• **WHAT THE TASK ASKS**: Write each record again exactly as it stands.

Data items

· · · · ·

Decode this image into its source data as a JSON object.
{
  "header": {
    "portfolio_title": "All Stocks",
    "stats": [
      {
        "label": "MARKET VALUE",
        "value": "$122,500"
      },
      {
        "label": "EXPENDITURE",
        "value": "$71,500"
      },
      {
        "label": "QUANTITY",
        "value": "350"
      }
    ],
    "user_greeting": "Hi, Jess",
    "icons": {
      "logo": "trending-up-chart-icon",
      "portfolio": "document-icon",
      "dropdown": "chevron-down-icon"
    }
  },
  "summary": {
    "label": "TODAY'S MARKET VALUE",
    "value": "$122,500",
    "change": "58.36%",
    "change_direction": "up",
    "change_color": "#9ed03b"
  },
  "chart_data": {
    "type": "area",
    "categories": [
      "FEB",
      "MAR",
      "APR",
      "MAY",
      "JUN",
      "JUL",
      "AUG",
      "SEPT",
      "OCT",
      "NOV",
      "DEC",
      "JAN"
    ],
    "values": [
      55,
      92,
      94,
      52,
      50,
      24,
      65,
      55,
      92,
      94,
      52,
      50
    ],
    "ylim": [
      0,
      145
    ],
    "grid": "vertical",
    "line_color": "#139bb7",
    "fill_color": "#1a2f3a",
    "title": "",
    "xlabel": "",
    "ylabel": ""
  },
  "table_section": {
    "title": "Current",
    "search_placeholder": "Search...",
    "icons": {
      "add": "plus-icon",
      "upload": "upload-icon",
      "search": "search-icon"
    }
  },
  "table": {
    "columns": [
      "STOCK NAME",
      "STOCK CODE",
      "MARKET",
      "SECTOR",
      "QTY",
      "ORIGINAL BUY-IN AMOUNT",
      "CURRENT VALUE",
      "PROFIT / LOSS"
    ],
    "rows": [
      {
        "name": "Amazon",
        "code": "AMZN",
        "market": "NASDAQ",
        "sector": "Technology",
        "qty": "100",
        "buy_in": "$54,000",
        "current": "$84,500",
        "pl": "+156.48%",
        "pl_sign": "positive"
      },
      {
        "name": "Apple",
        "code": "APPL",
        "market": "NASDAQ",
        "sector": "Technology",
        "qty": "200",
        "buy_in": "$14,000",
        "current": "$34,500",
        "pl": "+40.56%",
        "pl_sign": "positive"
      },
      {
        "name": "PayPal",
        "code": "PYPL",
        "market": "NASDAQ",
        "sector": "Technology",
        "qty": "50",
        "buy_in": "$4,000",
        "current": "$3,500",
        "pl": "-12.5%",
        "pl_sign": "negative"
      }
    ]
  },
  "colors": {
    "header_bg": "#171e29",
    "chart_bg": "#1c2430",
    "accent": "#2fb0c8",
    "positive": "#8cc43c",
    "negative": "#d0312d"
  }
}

· · · · ·

• **EXERCISE SOLUTION**:
Decode this image into its source data as a JSON object.
{
  "header": {
    "portfolio_title": "All Stocks",
    "stats": [
      {
        "label": "MARKET VALUE",
        "value": "$122,500"
      },
      {
        "label": "EXPENDITURE",
        "value": "$71,500"
      },
      {
        "label": "QUANTITY",
        "value": "350"
      }
    ],
    "user_greeting": "Hi, Jess",
    "icons": {
      "logo": "trending-up-chart-icon",
      "portfolio": "document-icon",
      "dropdown": "chevron-down-icon"
    }
  },
  "summary": {
    "label": "TODAY'S MARKET VALUE",
    "value": "$122,500",
    "change": "58.36%",
    "change_direction": "up",
    "change_color": "#9ed03b"
  },
  "chart_data": {
    "type": "area",
    "categories": [
      "FEB",
      "MAR",
      "APR",
      "MAY",
      "JUN",
      "JUL",
      "AUG",
      "SEPT",
      "OCT",
      "NOV",
      "DEC",
      "JAN"
    ],
    "values": [
      55,
      92,
      94,
      52,
      50,
      24,
      65,
      55,
      92,
      94,
      52,
      50
    ],
    "ylim": [
      0,
      145
    ],
    "grid": "vertical",
    "line_color": "#139bb7",
    "fill_color": "#1a2f3a",
    "title": "",
    "xlabel": "",
    "ylabel": ""
  },
  "table_section": {
    "title": "Current",
    "search_placeholder": "Search...",
    "icons": {
      "add": "plus-icon",
      "upload": "upload-icon",
      "search": "search-icon"
    }
  },
  "table": {
    "columns": [
      "STOCK NAME",
      "STOCK CODE",
      "MARKET",
      "SECTOR",
      "QTY",
      "ORIGINAL BUY-IN AMOUNT",
      "CURRENT VALUE",
      "PROFIT / LOSS"
    ],
    "rows": [
      {
        "name": "Amazon",
        "code": "AMZN",
        "market": "NASDAQ",
        "sector": "Technology",
        "qty": "100",
        "buy_in": "$54,000",
        "current": "$84,500",
        "pl": "+156.48%",
        "pl_sign": "positive"
      },
      {
        "name": "Apple",
        "code": "APPL",
        "market": "NASDAQ",
        "sector": "Technology",
        "qty": "200",
        "buy_in": "$14,000",
        "current": "$34,500",
        "pl": "+40.56%",
        "pl_sign": "positive"
      },
      {
        "name": "PayPal",
        "code": "PYPL",
        "market": "NASDAQ",
        "sector": "Technology",
        "qty": "50",
        "buy_in": "$4,000",
        "current": "$3,500",
        "pl": "-12.5%",
        "pl_sign": "negative"
      }
    ]
  },
  "colors": {
    "header_bg": "#171e29",
    "chart_bg": "#1c2430",
    "accent": "#2fb0c8",
    "positive": "#8cc43c",
    "negative": "#d0312d"
  }
}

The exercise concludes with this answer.